Start of Records shown

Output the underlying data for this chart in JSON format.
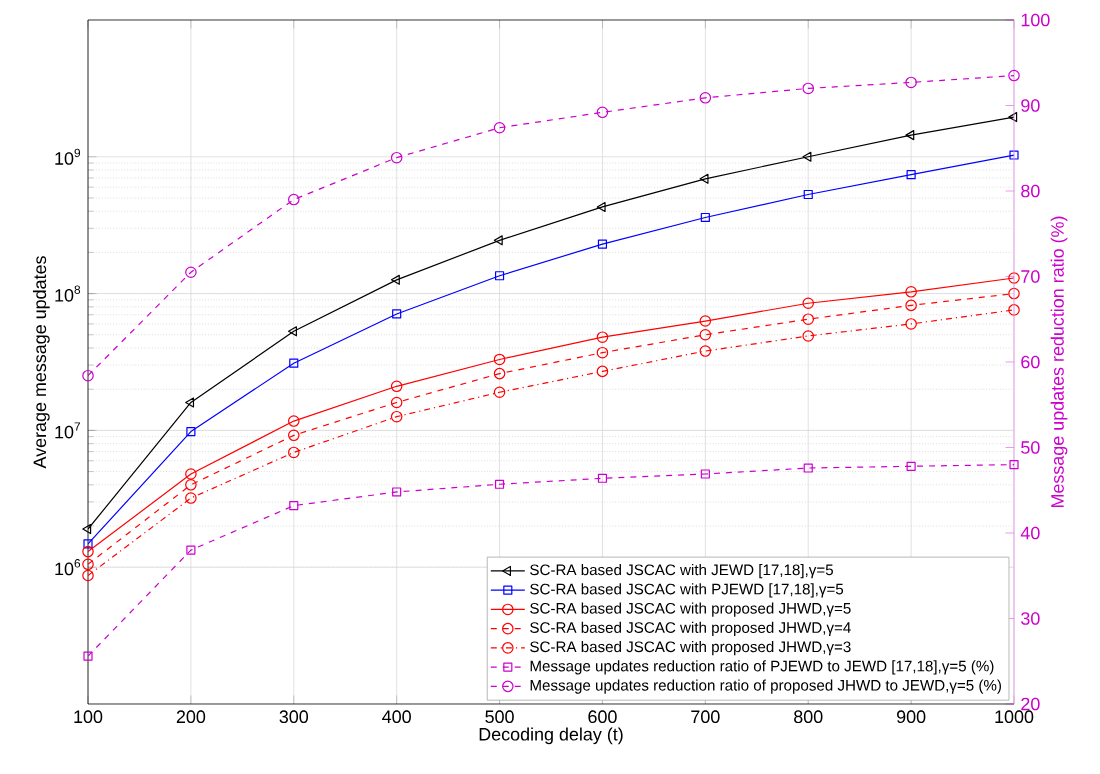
{
  "chart_data": {
    "type": "line",
    "xlabel": "Decoding delay (t)",
    "ylabel": "Average message updates",
    "y2label": "Message updates reduction ratio (%)",
    "x": [
      100,
      200,
      300,
      400,
      500,
      600,
      700,
      800,
      900,
      1000
    ],
    "xlim": [
      100,
      1000
    ],
    "xticks": [
      100,
      200,
      300,
      400,
      500,
      600,
      700,
      800,
      900,
      1000
    ],
    "log": "y",
    "ylim": [
      100000,
      10000000000
    ],
    "yticks": [
      {
        "value": 1000000,
        "label": "10$^{6}$"
      },
      {
        "value": 10000000,
        "label": "10$^{7}$"
      },
      {
        "value": 100000000,
        "label": "10$^{8}$"
      },
      {
        "value": 1000000000,
        "label": "10$^{9}$"
      }
    ],
    "y2lim": [
      20,
      100
    ],
    "y2ticks": [
      20,
      30,
      40,
      50,
      60,
      70,
      80,
      90,
      100
    ],
    "grid": true,
    "legend": "bottom right",
    "series": [
      {
        "name": "SC-RA based JSCAC with JEWD [17,18],γ=5",
        "color": "#000000",
        "marker": "triangle",
        "line_style": "solid",
        "values": [
          1900000,
          16000000,
          53000000,
          126000000,
          245000000,
          430000000,
          690000000,
          1000000000,
          1440000000,
          1950000000
        ]
      },
      {
        "name": "SC-RA based JSCAC with PJEWD [17,18],γ=5",
        "color": "#0000ff",
        "marker": "square",
        "line_style": "solid",
        "values": [
          1480000,
          9800000,
          31000000,
          71000000,
          135000000,
          230000000,
          360000000,
          530000000,
          740000000,
          1030000000
        ]
      },
      {
        "name": "SC-RA based JSCAC with proposed JHWD,γ=5",
        "color": "#ff0000",
        "marker": "circle",
        "line_style": "solid",
        "values": [
          1300000,
          4800000,
          11700000,
          21000000,
          33000000,
          48000000,
          63000000,
          85000000,
          103000000,
          130000000
        ]
      },
      {
        "name": "SC-RA based JSCAC with proposed JHWD,γ=4",
        "color": "#ff0000",
        "marker": "circle",
        "line_style": "dashed",
        "values": [
          1050000,
          4000000,
          9200000,
          16000000,
          26000000,
          37000000,
          50000000,
          65000000,
          82000000,
          100000000
        ]
      },
      {
        "name": "SC-RA based JSCAC with proposed JHWD,γ=3",
        "color": "#ff0000",
        "marker": "circle",
        "line_style": "dashdot",
        "values": [
          870000,
          3200000,
          6900000,
          12600000,
          19000000,
          27000000,
          38000000,
          49000000,
          60000000,
          76000000
        ]
      },
      {
        "name": "Message updates reduction ratio of PJEWD to JEWD [17,18],γ=5 (%)",
        "color": "#cc00cc",
        "marker": "square",
        "line_style": "dashed",
        "axis": "y2",
        "values": [
          25.6,
          38.0,
          43.2,
          44.8,
          45.7,
          46.4,
          46.9,
          47.6,
          47.8,
          48.0
        ]
      },
      {
        "name": "Message updates reduction ratio of proposed JHWD to JEWD,γ=5 (%)",
        "color": "#cc00cc",
        "marker": "circle",
        "line_style": "dashed",
        "axis": "y2",
        "values": [
          58.4,
          70.5,
          79.0,
          83.9,
          87.4,
          89.2,
          90.9,
          92.0,
          92.7,
          93.5
        ]
      }
    ]
  }
}
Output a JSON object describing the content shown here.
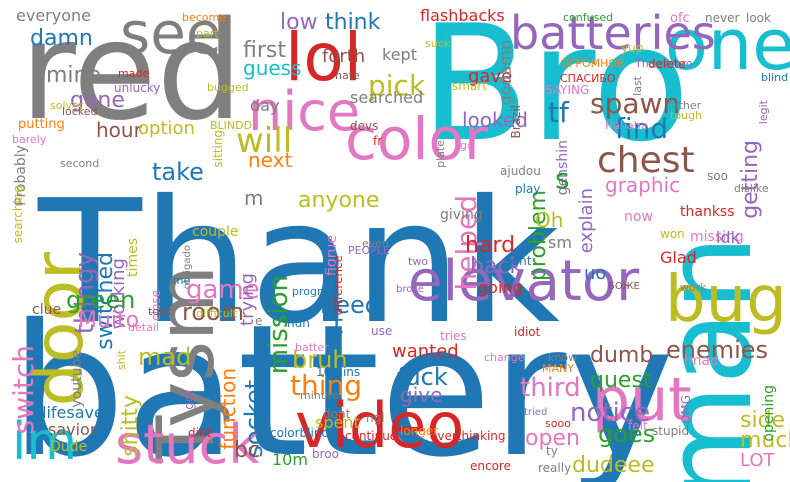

End of Records shown

### The task
Set down the material above as is, without any pictures.

### Response
Output the underlying data for this chart in JSON format.
{
  "chart_data": {
    "type": "line",
    "xlabel": "Decoding delay (t)",
    "ylabel": "Average message updates",
    "y2label": "Message updates reduction ratio (%)",
    "x": [
      100,
      200,
      300,
      400,
      500,
      600,
      700,
      800,
      900,
      1000
    ],
    "xlim": [
      100,
      1000
    ],
    "xticks": [
      100,
      200,
      300,
      400,
      500,
      600,
      700,
      800,
      900,
      1000
    ],
    "log": "y",
    "ylim": [
      100000,
      10000000000
    ],
    "yticks": [
      {
        "value": 1000000,
        "label": "10$^{6}$"
      },
      {
        "value": 10000000,
        "label": "10$^{7}$"
      },
      {
        "value": 100000000,
        "label": "10$^{8}$"
      },
      {
        "value": 1000000000,
        "label": "10$^{9}$"
      }
    ],
    "y2lim": [
      20,
      100
    ],
    "y2ticks": [
      20,
      30,
      40,
      50,
      60,
      70,
      80,
      90,
      100
    ],
    "grid": true,
    "legend": "bottom right",
    "series": [
      {
        "name": "SC-RA based JSCAC with JEWD [17,18],γ=5",
        "color": "#000000",
        "marker": "triangle",
        "line_style": "solid",
        "values": [
          1900000,
          16000000,
          53000000,
          126000000,
          245000000,
          430000000,
          690000000,
          1000000000,
          1440000000,
          1950000000
        ]
      },
      {
        "name": "SC-RA based JSCAC with PJEWD [17,18],γ=5",
        "color": "#0000ff",
        "marker": "square",
        "line_style": "solid",
        "values": [
          1480000,
          9800000,
          31000000,
          71000000,
          135000000,
          230000000,
          360000000,
          530000000,
          740000000,
          1030000000
        ]
      },
      {
        "name": "SC-RA based JSCAC with proposed JHWD,γ=5",
        "color": "#ff0000",
        "marker": "circle",
        "line_style": "solid",
        "values": [
          1300000,
          4800000,
          11700000,
          21000000,
          33000000,
          48000000,
          63000000,
          85000000,
          103000000,
          130000000
        ]
      },
      {
        "name": "SC-RA based JSCAC with proposed JHWD,γ=4",
        "color": "#ff0000",
        "marker": "circle",
        "line_style": "dashed",
        "values": [
          1050000,
          4000000,
          9200000,
          16000000,
          26000000,
          37000000,
          50000000,
          65000000,
          82000000,
          100000000
        ]
      },
      {
        "name": "SC-RA based JSCAC with proposed JHWD,γ=3",
        "color": "#ff0000",
        "marker": "circle",
        "line_style": "dashdot",
        "values": [
          870000,
          3200000,
          6900000,
          12600000,
          19000000,
          27000000,
          38000000,
          49000000,
          60000000,
          76000000
        ]
      },
      {
        "name": "Message updates reduction ratio of PJEWD to JEWD [17,18],γ=5 (%)",
        "color": "#cc00cc",
        "marker": "square",
        "line_style": "dashed",
        "axis": "y2",
        "values": [
          25.6,
          38.0,
          43.2,
          44.8,
          45.7,
          46.4,
          46.9,
          47.6,
          47.8,
          48.0
        ]
      },
      {
        "name": "Message updates reduction ratio of proposed JHWD to JEWD,γ=5 (%)",
        "color": "#cc00cc",
        "marker": "circle",
        "line_style": "dashed",
        "axis": "y2",
        "values": [
          58.4,
          70.5,
          79.0,
          83.9,
          87.4,
          89.2,
          90.9,
          92.0,
          92.7,
          93.5
        ]
      }
    ]
  }
}
Output a JSON object describing the content shown here.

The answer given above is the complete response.